» WHAT YOU ARE ASKED TO DO:
Reproduce the data word for word, from its first line through the line containing "toc-entry-label: 2.2.2. Авторът", including both of those lines.

>> BEGIN

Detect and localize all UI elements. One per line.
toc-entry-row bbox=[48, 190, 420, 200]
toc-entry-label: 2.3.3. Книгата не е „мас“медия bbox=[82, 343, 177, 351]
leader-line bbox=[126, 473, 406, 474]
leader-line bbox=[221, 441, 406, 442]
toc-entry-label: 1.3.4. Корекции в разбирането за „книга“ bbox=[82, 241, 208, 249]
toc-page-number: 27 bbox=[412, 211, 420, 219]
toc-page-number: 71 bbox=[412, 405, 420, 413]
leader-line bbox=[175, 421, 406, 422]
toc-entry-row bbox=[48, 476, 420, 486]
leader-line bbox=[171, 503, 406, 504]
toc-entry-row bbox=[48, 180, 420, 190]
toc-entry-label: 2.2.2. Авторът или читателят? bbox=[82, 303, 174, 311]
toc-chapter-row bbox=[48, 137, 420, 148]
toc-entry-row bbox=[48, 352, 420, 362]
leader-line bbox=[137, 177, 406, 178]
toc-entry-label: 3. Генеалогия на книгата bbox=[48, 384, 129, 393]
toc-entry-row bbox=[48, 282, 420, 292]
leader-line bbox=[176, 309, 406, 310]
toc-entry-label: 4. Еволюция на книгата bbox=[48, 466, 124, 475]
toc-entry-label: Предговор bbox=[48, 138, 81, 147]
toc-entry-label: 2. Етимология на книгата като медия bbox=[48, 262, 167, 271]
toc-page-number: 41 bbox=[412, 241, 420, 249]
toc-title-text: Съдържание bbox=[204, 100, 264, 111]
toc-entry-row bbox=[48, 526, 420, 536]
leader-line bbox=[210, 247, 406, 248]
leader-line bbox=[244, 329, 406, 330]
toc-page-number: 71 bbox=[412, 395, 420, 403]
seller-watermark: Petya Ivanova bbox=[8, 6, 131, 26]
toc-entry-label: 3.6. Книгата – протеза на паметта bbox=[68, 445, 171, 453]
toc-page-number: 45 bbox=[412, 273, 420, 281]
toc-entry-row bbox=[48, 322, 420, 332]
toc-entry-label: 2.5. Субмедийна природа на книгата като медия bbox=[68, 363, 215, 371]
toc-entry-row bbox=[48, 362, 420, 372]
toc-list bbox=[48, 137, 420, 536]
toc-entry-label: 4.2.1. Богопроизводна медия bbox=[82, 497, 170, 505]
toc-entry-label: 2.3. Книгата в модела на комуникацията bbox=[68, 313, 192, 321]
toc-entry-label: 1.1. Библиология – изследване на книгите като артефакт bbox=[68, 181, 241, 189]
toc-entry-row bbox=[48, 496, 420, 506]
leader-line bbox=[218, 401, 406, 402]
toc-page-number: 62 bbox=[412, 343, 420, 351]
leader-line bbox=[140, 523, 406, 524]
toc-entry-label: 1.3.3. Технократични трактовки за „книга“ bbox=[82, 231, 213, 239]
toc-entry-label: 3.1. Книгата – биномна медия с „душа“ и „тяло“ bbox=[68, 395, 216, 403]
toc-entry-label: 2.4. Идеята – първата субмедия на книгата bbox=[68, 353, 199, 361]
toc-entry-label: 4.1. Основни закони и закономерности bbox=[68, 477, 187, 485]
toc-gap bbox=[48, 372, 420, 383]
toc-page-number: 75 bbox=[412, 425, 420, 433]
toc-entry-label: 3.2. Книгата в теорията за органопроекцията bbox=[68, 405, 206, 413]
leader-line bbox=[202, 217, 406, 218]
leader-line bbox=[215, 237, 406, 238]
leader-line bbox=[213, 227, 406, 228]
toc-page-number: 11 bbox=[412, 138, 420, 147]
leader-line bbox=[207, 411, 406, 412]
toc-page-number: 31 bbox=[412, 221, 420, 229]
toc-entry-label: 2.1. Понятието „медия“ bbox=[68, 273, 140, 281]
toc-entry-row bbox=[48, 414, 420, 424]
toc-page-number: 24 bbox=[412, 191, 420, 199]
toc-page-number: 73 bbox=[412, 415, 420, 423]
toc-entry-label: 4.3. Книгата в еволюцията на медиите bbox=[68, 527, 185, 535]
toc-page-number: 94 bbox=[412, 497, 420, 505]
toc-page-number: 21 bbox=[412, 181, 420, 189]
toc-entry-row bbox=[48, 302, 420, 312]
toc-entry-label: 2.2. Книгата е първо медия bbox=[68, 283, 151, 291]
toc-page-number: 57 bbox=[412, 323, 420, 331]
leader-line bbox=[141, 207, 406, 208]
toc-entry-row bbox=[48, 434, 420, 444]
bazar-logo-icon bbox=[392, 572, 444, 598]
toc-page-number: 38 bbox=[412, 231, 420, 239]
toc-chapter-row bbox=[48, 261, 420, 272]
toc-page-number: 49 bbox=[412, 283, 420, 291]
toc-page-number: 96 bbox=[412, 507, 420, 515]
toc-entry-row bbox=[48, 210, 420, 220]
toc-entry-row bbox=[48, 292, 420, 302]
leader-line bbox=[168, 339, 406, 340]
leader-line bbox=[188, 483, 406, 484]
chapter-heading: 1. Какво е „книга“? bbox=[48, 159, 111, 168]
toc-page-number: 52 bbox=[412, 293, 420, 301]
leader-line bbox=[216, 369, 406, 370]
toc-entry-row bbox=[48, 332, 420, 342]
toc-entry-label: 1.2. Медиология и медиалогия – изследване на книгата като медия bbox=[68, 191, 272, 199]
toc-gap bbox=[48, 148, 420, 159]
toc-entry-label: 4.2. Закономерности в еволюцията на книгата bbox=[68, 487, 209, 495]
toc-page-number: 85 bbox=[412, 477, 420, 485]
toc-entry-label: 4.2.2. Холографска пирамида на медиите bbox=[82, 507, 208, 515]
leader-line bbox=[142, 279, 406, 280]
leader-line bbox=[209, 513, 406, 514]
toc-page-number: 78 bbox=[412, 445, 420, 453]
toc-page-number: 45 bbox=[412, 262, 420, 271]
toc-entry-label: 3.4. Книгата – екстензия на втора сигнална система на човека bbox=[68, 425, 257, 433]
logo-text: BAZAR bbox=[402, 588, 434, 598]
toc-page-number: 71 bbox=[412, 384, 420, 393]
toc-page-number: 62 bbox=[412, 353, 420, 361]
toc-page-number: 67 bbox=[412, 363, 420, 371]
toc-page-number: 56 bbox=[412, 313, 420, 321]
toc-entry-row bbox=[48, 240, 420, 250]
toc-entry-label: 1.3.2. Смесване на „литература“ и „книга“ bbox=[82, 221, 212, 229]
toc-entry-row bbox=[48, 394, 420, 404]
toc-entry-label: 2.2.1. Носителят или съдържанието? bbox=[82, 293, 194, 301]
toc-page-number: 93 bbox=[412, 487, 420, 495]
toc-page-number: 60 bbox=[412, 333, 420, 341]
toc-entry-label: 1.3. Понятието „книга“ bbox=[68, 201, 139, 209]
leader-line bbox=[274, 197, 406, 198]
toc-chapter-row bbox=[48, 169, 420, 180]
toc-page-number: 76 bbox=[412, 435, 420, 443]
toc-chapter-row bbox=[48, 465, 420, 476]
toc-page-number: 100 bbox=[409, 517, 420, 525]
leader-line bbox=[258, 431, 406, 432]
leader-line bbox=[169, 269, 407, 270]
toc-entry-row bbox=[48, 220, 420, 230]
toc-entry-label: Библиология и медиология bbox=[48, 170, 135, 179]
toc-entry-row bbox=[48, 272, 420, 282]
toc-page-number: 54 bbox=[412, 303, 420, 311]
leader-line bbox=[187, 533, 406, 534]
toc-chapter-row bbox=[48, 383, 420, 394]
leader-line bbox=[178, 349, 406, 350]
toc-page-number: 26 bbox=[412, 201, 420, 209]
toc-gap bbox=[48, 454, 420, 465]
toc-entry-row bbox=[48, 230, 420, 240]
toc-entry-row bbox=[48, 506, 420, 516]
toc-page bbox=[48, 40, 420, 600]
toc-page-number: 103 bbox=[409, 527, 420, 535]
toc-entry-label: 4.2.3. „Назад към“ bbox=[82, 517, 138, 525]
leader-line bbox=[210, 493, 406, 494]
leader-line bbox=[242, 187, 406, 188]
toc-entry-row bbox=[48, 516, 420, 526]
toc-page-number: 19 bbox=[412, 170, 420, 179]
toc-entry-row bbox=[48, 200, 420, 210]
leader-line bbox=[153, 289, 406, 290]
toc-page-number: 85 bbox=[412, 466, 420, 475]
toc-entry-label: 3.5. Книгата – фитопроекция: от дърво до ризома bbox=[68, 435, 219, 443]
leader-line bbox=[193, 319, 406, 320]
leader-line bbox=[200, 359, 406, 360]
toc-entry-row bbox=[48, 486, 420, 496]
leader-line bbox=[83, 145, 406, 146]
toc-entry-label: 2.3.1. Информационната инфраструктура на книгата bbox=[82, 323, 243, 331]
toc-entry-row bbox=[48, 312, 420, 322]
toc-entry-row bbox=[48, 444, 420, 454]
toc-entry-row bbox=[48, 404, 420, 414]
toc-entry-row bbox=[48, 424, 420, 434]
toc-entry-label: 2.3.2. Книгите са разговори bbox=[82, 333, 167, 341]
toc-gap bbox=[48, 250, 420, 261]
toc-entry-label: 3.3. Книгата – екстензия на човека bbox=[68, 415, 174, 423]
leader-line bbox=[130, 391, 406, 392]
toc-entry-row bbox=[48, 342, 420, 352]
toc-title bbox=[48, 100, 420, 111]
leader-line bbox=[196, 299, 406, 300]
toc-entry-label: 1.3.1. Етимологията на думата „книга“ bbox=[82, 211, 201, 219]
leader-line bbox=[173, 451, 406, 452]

>> END

» RESPONSE:
Detect and localize all UI elements. One per line.
toc-entry-row bbox=[48, 190, 420, 200]
toc-entry-label: 2.3.3. Книгата не е „мас“медия bbox=[82, 343, 177, 351]
leader-line bbox=[126, 473, 406, 474]
leader-line bbox=[221, 441, 406, 442]
toc-entry-label: 1.3.4. Корекции в разбирането за „книга“ bbox=[82, 241, 208, 249]
toc-page-number: 27 bbox=[412, 211, 420, 219]
toc-page-number: 71 bbox=[412, 405, 420, 413]
leader-line bbox=[175, 421, 406, 422]
toc-entry-row bbox=[48, 476, 420, 486]
leader-line bbox=[171, 503, 406, 504]
toc-entry-row bbox=[48, 180, 420, 190]
toc-entry-label: 2.2.2. Авторът или читателят? bbox=[82, 303, 174, 311]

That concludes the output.